* **GIVEN TEXT**:
****

- Book: Gospel of Matthew
- Christian Bible part: New Testament

= Matthew 12:36–37 =

Matthew 12:36-37 are verses in the twelfth chapter of the Gospel of Matthew in the New Testament.

==Content==
In the original Greek according to Westcott-Hort, these verses are:
36:Λέγω δὲ ὑμῖν ὅτι πᾶν ῥῆμα ἀργόν, ὃ ἐὰν λαλήσωσιν οἱ ἄνθρωποι, ἀποδώσουσι περὶ αὐτοῦ λόγον ἐν ἡμέρᾳ κρίσεως.
37:Ἐκ γὰρ τῶν λόγων σου δικαιωθήσῃ, καὶ ἐκ τῶν λόγων σου καταδικασθήσῃ.

In the King James Version of the Bible the text reads:
36:But I say unto you, That every idle word that men shall speak, they shall give account thereof in the day of judgment.
37:For by thy words thou shalt be justified, and by thy words thou shalt be condemned.

The New International Version translates the passage as:
36:But I tell you that men will have to give account on the day of judgment for every careless word they have spoken.
37:For by your words you will be acquitted, and by your words you will be condemned."

==Analysis==
This giving an account appears to imply that everyone will have to render an account to Christ the Judge for their idle words. The Greek word for idle is ἀργόν, which literally means without work (ἀ+εργόν), that is, something lacking fruit and utility. Some translate the word as calumnious.

St. Bernard of Clairvaux writes, "An idle word is one spoken without reasonable cause. Such therefore is not one which is spoken pleasantly, to console the afflicted, or to exhilarate those who are sick and sad. Neither is it one which teaches human wisdom, as when the words and deeds of others are related, with this end, that, from them, we may learn to act and speak prudently."

From this it appears that not only by works, but also by words, one should be careful as a Christian for an account of both must be rendered to God. In a sense, they are both fruit from the same tree.

****

* **SUPPLIED DATA**:
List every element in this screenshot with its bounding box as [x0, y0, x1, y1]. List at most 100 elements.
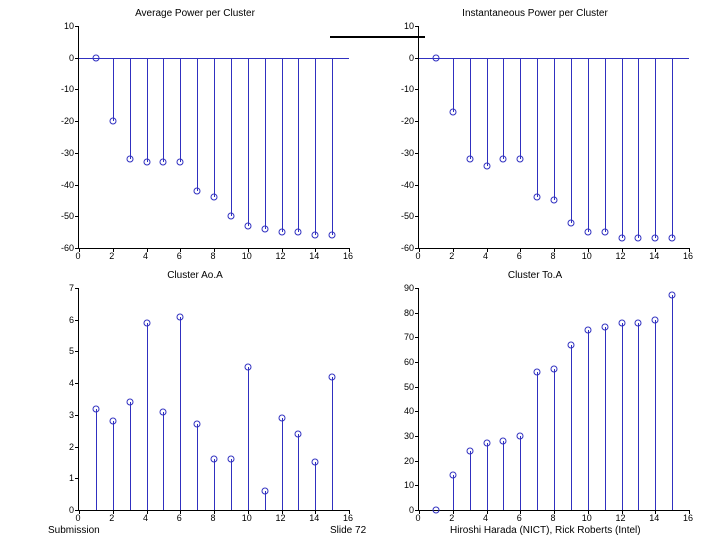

****

Continue the article on Matthew 12:36–37 from its final sentence, in the same encyclopedic register.

==Commentary from the Church Fathers==
Chrysostom: "The Lord follows up what He had said before by moving their fears, showing that they that have thus sinned shall receive the most extreme punishment, I say unto you, that every idle word that men shall speak, they shall give an account thereof in the day of judgment."

Also: "He said not ‘which ye have spoken’, but makes His teaching of universal application to the whole race of mankind, and at the same time His words less grievous to them that heard them. By an idle word is meant one that is false, that accuses any falsely. Some indeed say that it includes all light talk, all such as stirs immoderate laughter, or shameful and immodest words."

Also: "See that this sentence is not a burdensome one. The Judge will pass sentence not according to what any other has said concerning you, but according to what you have yourself spoken. They that are accused then have no need to fear, but they that accuse; for those are not charged of those evil things that have been spoken of them, but these of those evil things that they have spoken."

Jerome: "And the meaning is; If every idle word which does not edify the hearers is not without danger to him that speaks it, and if each man shall render an account of his words in the day of judgment, how much more shall you, who have spoken falsely against the works of the Holy Spirit, saying that I cast out dæmons through Beelzebub, render an account of your false charge?"

Also: "Being spoken without the profit of either the speaker or hearer; as if laying aside weighty matters we should speak of frivolous trifles, or relate old fables. For he that deals in buffoon jests to create laughter, or brings forth any thing shameful, he will be held guilty not of an idle, but of a sinful word."

Gregory the Great: "Or such as lacks either rightness in itself, or reasons of just necessity;"

Saint Remigius: "The words which here follow depend on those that went before; By thy words thou shat be justified, and by thy words thou shalt be condemned. There is no doubt but that every man shall be condemned for his evil words which he speaks; but none shall be justified for his good words, unless they proceed from his inmost heart, and from a entire purpose."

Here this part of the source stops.